Data entries:
———
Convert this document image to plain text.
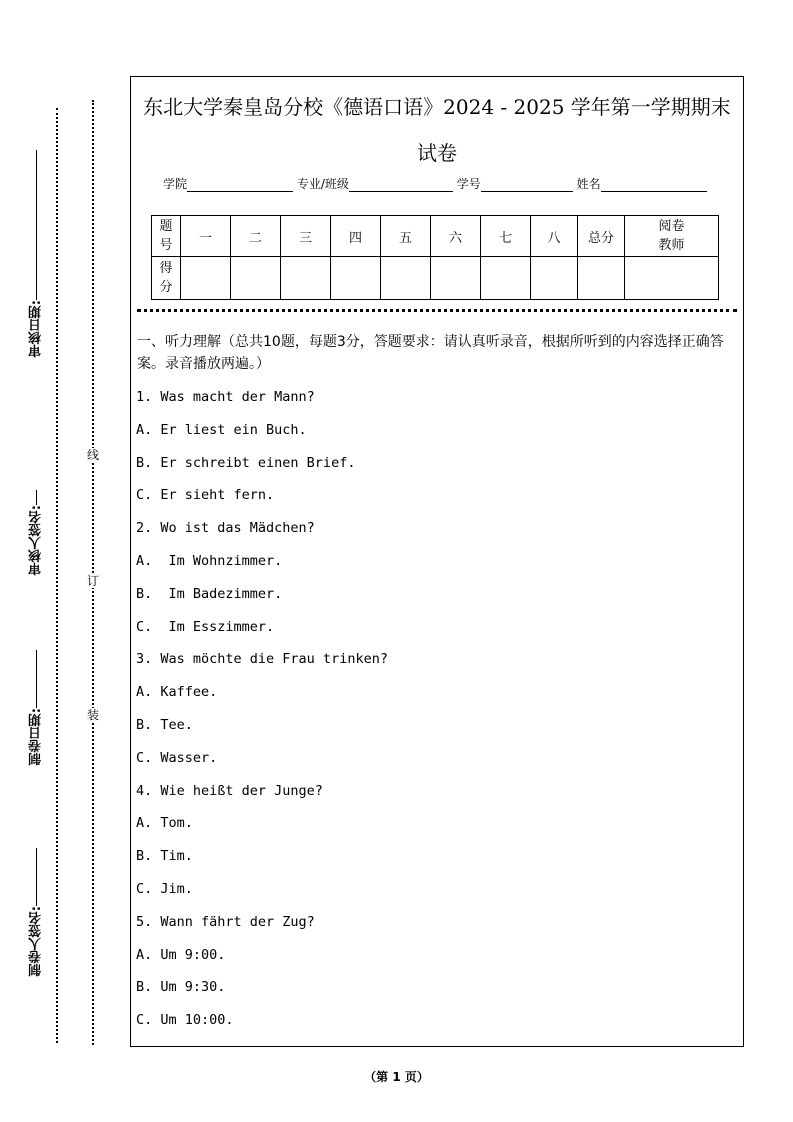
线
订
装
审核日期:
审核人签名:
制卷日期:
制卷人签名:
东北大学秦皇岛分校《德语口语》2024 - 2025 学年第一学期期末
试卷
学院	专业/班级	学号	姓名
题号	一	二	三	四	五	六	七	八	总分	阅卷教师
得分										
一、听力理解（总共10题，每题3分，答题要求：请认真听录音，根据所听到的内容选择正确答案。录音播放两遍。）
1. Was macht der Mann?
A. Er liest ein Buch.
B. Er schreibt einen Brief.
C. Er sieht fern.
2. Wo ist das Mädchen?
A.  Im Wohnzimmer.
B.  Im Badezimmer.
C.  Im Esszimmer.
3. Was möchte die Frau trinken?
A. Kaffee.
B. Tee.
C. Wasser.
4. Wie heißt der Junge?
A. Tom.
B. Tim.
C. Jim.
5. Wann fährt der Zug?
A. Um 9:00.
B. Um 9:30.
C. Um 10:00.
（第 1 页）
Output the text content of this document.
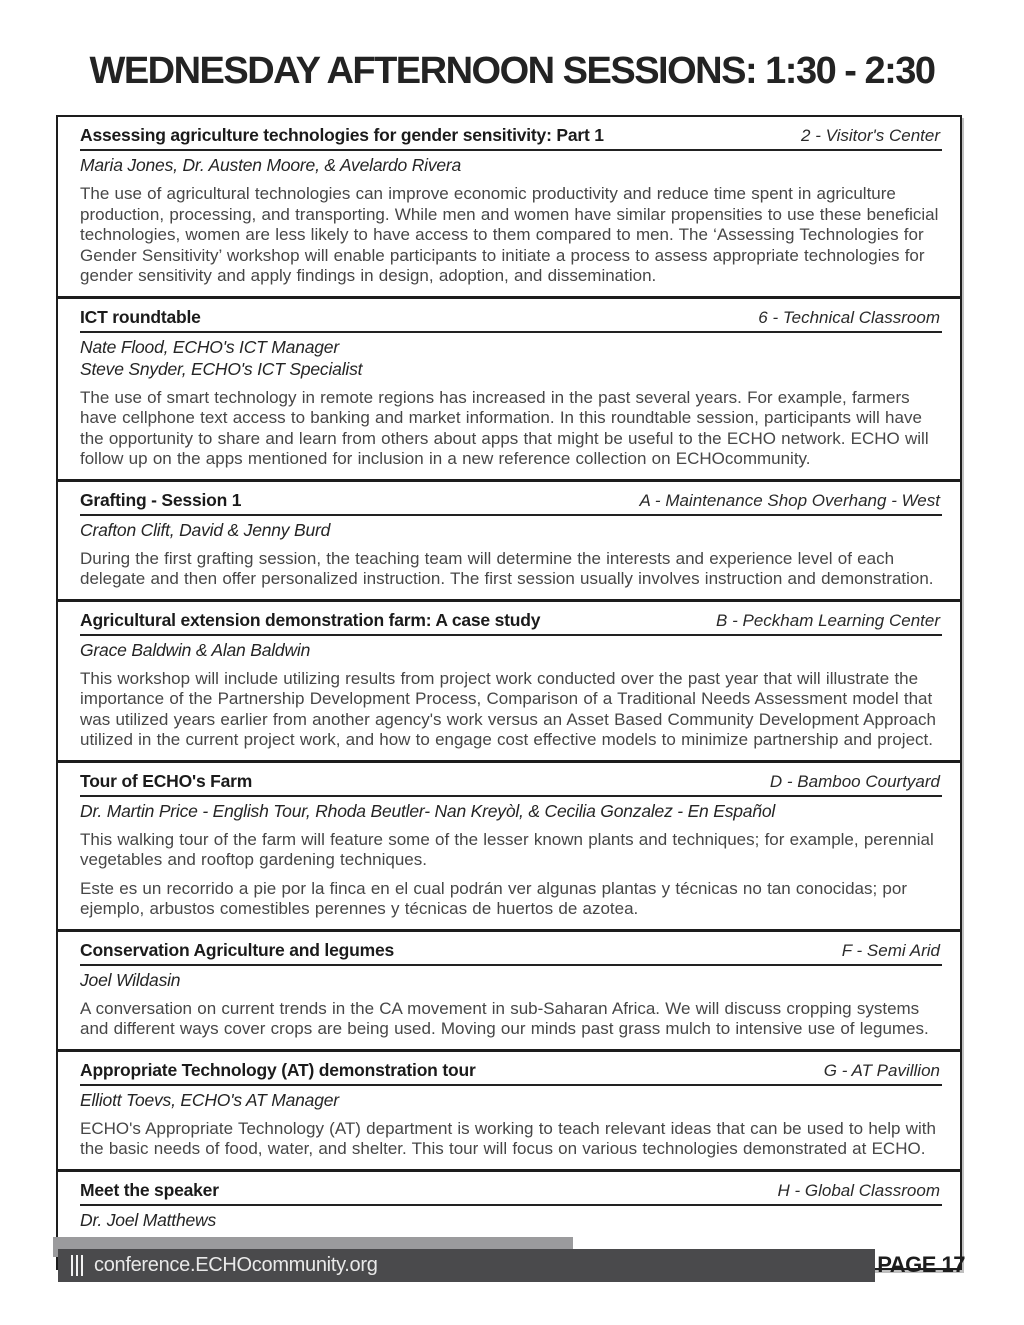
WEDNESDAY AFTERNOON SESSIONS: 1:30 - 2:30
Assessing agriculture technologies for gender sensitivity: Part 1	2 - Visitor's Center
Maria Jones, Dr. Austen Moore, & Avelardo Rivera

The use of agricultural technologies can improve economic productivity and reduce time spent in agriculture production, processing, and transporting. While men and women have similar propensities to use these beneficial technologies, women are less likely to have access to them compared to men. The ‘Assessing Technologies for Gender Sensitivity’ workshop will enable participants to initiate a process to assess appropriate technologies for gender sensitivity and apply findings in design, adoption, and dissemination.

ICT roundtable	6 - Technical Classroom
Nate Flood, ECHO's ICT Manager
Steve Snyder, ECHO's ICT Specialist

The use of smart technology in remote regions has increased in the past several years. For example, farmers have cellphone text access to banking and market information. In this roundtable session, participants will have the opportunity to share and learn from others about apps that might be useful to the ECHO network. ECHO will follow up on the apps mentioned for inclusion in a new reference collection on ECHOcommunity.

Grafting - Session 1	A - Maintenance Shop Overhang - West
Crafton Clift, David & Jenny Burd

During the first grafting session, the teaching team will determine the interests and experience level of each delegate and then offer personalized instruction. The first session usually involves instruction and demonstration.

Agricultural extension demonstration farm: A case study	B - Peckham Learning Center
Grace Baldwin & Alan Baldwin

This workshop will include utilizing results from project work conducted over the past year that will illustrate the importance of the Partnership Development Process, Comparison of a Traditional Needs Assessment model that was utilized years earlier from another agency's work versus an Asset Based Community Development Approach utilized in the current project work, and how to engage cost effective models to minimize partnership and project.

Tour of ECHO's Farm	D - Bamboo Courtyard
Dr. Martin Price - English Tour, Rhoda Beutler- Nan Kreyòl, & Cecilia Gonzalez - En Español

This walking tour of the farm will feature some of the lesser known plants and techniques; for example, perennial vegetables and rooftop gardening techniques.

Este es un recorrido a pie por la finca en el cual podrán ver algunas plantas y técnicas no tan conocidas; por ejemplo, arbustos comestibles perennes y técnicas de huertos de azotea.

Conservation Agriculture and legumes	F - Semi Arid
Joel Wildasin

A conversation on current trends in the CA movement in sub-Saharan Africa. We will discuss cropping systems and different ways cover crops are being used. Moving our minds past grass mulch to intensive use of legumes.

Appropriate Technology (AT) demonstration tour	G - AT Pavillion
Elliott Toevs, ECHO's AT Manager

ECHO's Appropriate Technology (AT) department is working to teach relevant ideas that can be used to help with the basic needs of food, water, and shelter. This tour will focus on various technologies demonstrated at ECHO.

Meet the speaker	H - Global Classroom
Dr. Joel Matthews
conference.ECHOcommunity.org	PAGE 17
———
**SHORT PROBLEM:** Take the records above and transcribe them exactly, dropping every picture.

**OUTPUT:**
Convert this document image to plain text.
线
订
装
审核日期:
审核人签名:
制卷日期:
制卷人签名:
东北大学秦皇岛分校《德语口语》2024 - 2025 学年第一学期期末
试卷
学院	专业/班级	学号	姓名
题号	一	二	三	四	五	六	七	八	总分	阅卷教师
得分										
一、听力理解（总共10题，每题3分，答题要求：请认真听录音，根据所听到的内容选择正确答案。录音播放两遍。）
1. Was macht der Mann?
A. Er liest ein Buch.
B. Er schreibt einen Brief.
C. Er sieht fern.
2. Wo ist das Mädchen?
A.  Im Wohnzimmer.
B.  Im Badezimmer.
C.  Im Esszimmer.
3. Was möchte die Frau trinken?
A. Kaffee.
B. Tee.
C. Wasser.
4. Wie heißt der Junge?
A. Tom.
B. Tim.
C. Jim.
5. Wann fährt der Zug?
A. Um 9:00.
B. Um 9:30.
C. Um 10:00.
（第 1 页）
Output the text content of this document.
WEDNESDAY AFTERNOON SESSIONS: 1:30 - 2:30
Assessing agriculture technologies for gender sensitivity: Part 1	2 - Visitor's Center
Maria Jones, Dr. Austen Moore, & Avelardo Rivera

The use of agricultural technologies can improve economic productivity and reduce time spent in agriculture production, processing, and transporting. While men and women have similar propensities to use these beneficial technologies, women are less likely to have access to them compared to men. The ‘Assessing Technologies for Gender Sensitivity’ workshop will enable participants to initiate a process to assess appropriate technologies for gender sensitivity and apply findings in design, adoption, and dissemination.

ICT roundtable	6 - Technical Classroom
Nate Flood, ECHO's ICT Manager
Steve Snyder, ECHO's ICT Specialist

The use of smart technology in remote regions has increased in the past several years. For example, farmers have cellphone text access to banking and market information. In this roundtable session, participants will have the opportunity to share and learn from others about apps that might be useful to the ECHO network. ECHO will follow up on the apps mentioned for inclusion in a new reference collection on ECHOcommunity.

Grafting - Session 1	A - Maintenance Shop Overhang - West
Crafton Clift, David & Jenny Burd

During the first grafting session, the teaching team will determine the interests and experience level of each delegate and then offer personalized instruction. The first session usually involves instruction and demonstration.

Agricultural extension demonstration farm: A case study	B - Peckham Learning Center
Grace Baldwin & Alan Baldwin

This workshop will include utilizing results from project work conducted over the past year that will illustrate the importance of the Partnership Development Process, Comparison of a Traditional Needs Assessment model that was utilized years earlier from another agency's work versus an Asset Based Community Development Approach utilized in the current project work, and how to engage cost effective models to minimize partnership and project.

Tour of ECHO's Farm	D - Bamboo Courtyard
Dr. Martin Price - English Tour, Rhoda Beutler- Nan Kreyòl, & Cecilia Gonzalez - En Español

This walking tour of the farm will feature some of the lesser known plants and techniques; for example, perennial vegetables and rooftop gardening techniques.

Este es un recorrido a pie por la finca en el cual podrán ver algunas plantas y técnicas no tan conocidas; por ejemplo, arbustos comestibles perennes y técnicas de huertos de azotea.

Conservation Agriculture and legumes	F - Semi Arid
Joel Wildasin

A conversation on current trends in the CA movement in sub-Saharan Africa. We will discuss cropping systems and different ways cover crops are being used. Moving our minds past grass mulch to intensive use of legumes.

Appropriate Technology (AT) demonstration tour	G - AT Pavillion
Elliott Toevs, ECHO's AT Manager

ECHO's Appropriate Technology (AT) department is working to teach relevant ideas that can be used to help with the basic needs of food, water, and shelter. This tour will focus on various technologies demonstrated at ECHO.

Meet the speaker	H - Global Classroom
Dr. Joel Matthews
conference.ECHOcommunity.org	PAGE 17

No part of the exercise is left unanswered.